— Written task —
Pick out each line containing the string "Cash" and copy it.

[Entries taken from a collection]
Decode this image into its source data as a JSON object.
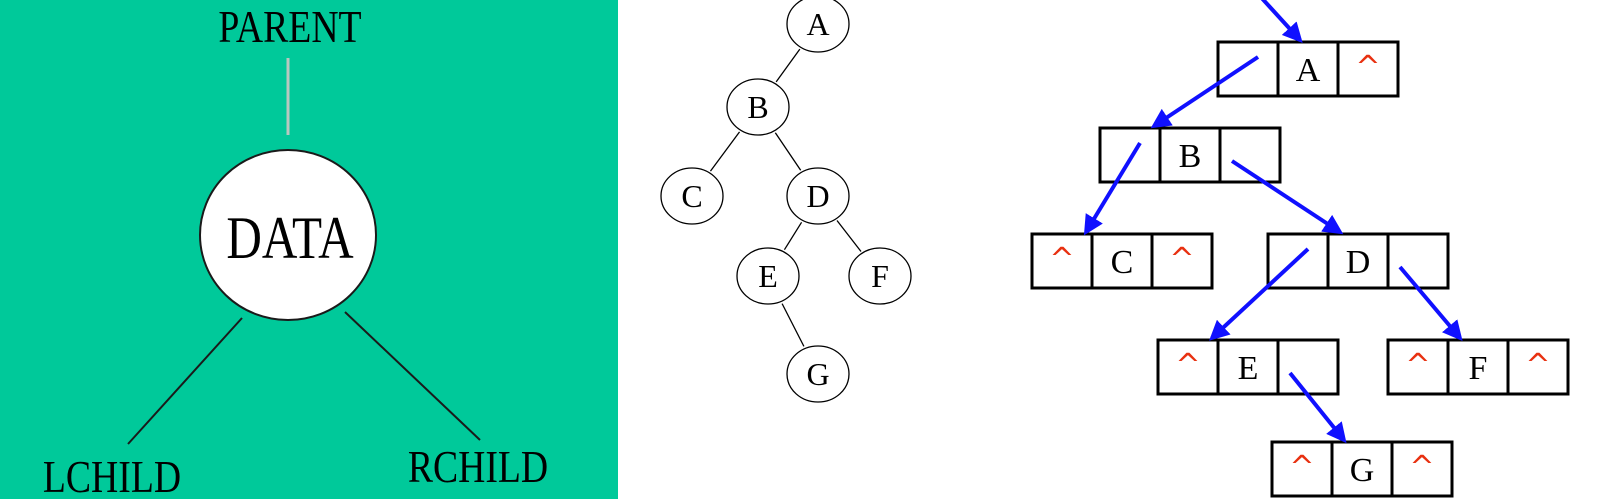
{
  "panel_node": {
    "parent": "PARENT",
    "data": "DATA",
    "lchild": "LCHILD",
    "rchild": "RCHILD",
    "background": "#00c99a"
  },
  "tree": {
    "nodes": [
      "A",
      "B",
      "C",
      "D",
      "E",
      "F",
      "G"
    ],
    "edges": [
      [
        "A",
        "B"
      ],
      [
        "B",
        "C"
      ],
      [
        "B",
        "D"
      ],
      [
        "D",
        "E"
      ],
      [
        "D",
        "F"
      ],
      [
        "E",
        "G"
      ]
    ]
  },
  "linked": {
    "null_symbol": "^",
    "nodes": [
      {
        "id": "A",
        "left": "",
        "right": "^"
      },
      {
        "id": "B",
        "left": "",
        "right": ""
      },
      {
        "id": "C",
        "left": "^",
        "right": "^"
      },
      {
        "id": "D",
        "left": "",
        "right": ""
      },
      {
        "id": "E",
        "left": "^",
        "right": ""
      },
      {
        "id": "F",
        "left": "^",
        "right": "^"
      },
      {
        "id": "G",
        "left": "^",
        "right": "^"
      }
    ],
    "pointer_color": "#1010ff",
    "null_color": "#e83010"
  }
}
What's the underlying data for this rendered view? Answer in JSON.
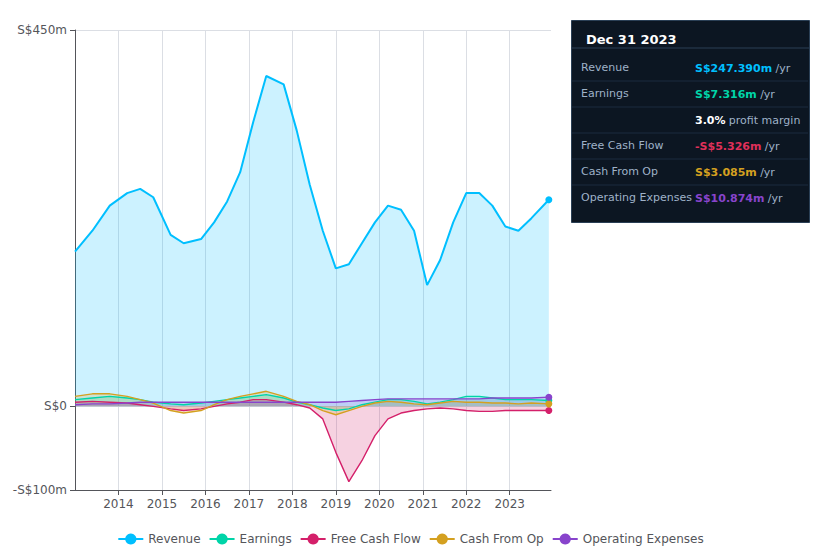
{
  "chart_data": {
    "type": "area",
    "title": "Dec 31 2023",
    "x": [
      2013.0,
      2013.4,
      2013.8,
      2014.2,
      2014.5,
      2014.8,
      2015.2,
      2015.5,
      2015.9,
      2016.2,
      2016.5,
      2016.8,
      2017.1,
      2017.4,
      2017.8,
      2018.1,
      2018.4,
      2018.7,
      2019.0,
      2019.3,
      2019.6,
      2019.9,
      2020.2,
      2020.5,
      2020.8,
      2021.1,
      2021.4,
      2021.7,
      2022.0,
      2022.3,
      2022.6,
      2022.9,
      2023.2,
      2023.5,
      2023.9
    ],
    "series": [
      {
        "name": "Revenue",
        "color": "#00bfff",
        "values": [
          185,
          210,
          240,
          255,
          260,
          250,
          205,
          195,
          200,
          220,
          245,
          280,
          340,
          395,
          385,
          330,
          265,
          210,
          165,
          170,
          195,
          220,
          240,
          235,
          210,
          145,
          175,
          220,
          255,
          255,
          240,
          215,
          210,
          225,
          247
        ]
      },
      {
        "name": "Earnings",
        "color": "#00d4a8",
        "values": [
          8,
          10,
          12,
          10,
          8,
          5,
          3,
          2,
          4,
          6,
          8,
          10,
          12,
          14,
          10,
          5,
          2,
          -2,
          -5,
          -3,
          2,
          5,
          8,
          8,
          6,
          3,
          5,
          8,
          12,
          12,
          10,
          8,
          8,
          8,
          7
        ]
      },
      {
        "name": "Free Cash Flow",
        "color": "#d4206a",
        "values": [
          5,
          6,
          5,
          4,
          2,
          0,
          -3,
          -5,
          -3,
          0,
          3,
          5,
          8,
          8,
          5,
          2,
          -2,
          -15,
          -55,
          -90,
          -65,
          -35,
          -15,
          -8,
          -5,
          -3,
          -2,
          -3,
          -5,
          -6,
          -6,
          -5,
          -5,
          -5,
          -5
        ]
      },
      {
        "name": "Cash From Op",
        "color": "#d4a020",
        "values": [
          12,
          15,
          15,
          12,
          8,
          4,
          -5,
          -8,
          -5,
          2,
          8,
          12,
          15,
          18,
          12,
          6,
          2,
          -5,
          -10,
          -5,
          0,
          4,
          6,
          5,
          3,
          2,
          4,
          6,
          5,
          5,
          4,
          4,
          3,
          4,
          3
        ]
      },
      {
        "name": "Operating Expenses",
        "color": "#8844cc",
        "values": [
          2,
          3,
          3,
          4,
          5,
          5,
          5,
          5,
          5,
          5,
          5,
          5,
          5,
          5,
          5,
          5,
          5,
          5,
          5,
          6,
          7,
          8,
          9,
          9,
          9,
          9,
          9,
          9,
          9,
          9,
          10,
          10,
          10,
          10,
          11
        ]
      }
    ],
    "xlim": [
      2013.0,
      2023.95
    ],
    "xticks": [
      2014,
      2015,
      2016,
      2017,
      2018,
      2019,
      2020,
      2021,
      2022,
      2023
    ],
    "ylim": [
      -100,
      450
    ],
    "yticks": [
      {
        "value": -100,
        "label": "-S$100m"
      },
      {
        "value": 0,
        "label": "S$0"
      },
      {
        "value": 450,
        "label": "S$450m"
      }
    ],
    "grid": true,
    "legend": "bottom",
    "annotations": [
      {
        "label": "Revenue",
        "text": "S$247.390m",
        "unit": "/yr",
        "color": "#00bfff"
      },
      {
        "label": "Earnings",
        "text": "S$7.316m",
        "unit": "/yr",
        "color": "#00d4a8"
      },
      {
        "text": "3.0%",
        "unit": "profit margin",
        "color": "#ffffff"
      },
      {
        "label": "Free Cash Flow",
        "text": "-S$5.326m",
        "unit": "/yr",
        "color": "#e0305a"
      },
      {
        "label": "Cash From Op",
        "text": "S$3.085m",
        "unit": "/yr",
        "color": "#d4a020"
      },
      {
        "label": "Operating Expenses",
        "text": "S$10.874m",
        "unit": "/yr",
        "color": "#8844cc"
      }
    ]
  }
}
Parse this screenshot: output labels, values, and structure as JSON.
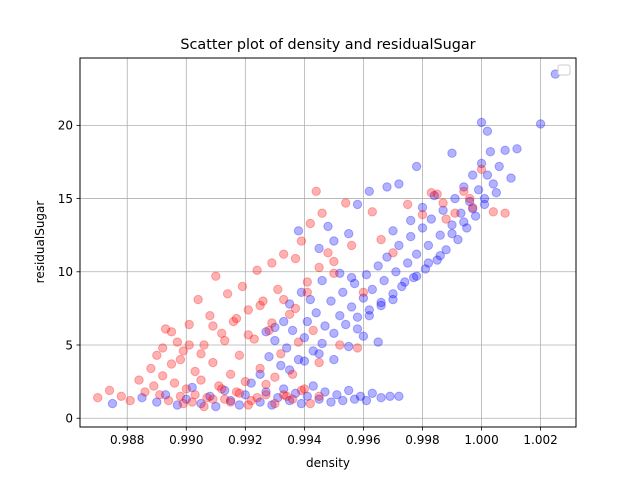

— Solution for this problem —
        "name": "Free Cash Flow",
        "name": "Cash From Op",
        "label": "Free Cash Flow",
        "label": "Cash From Op",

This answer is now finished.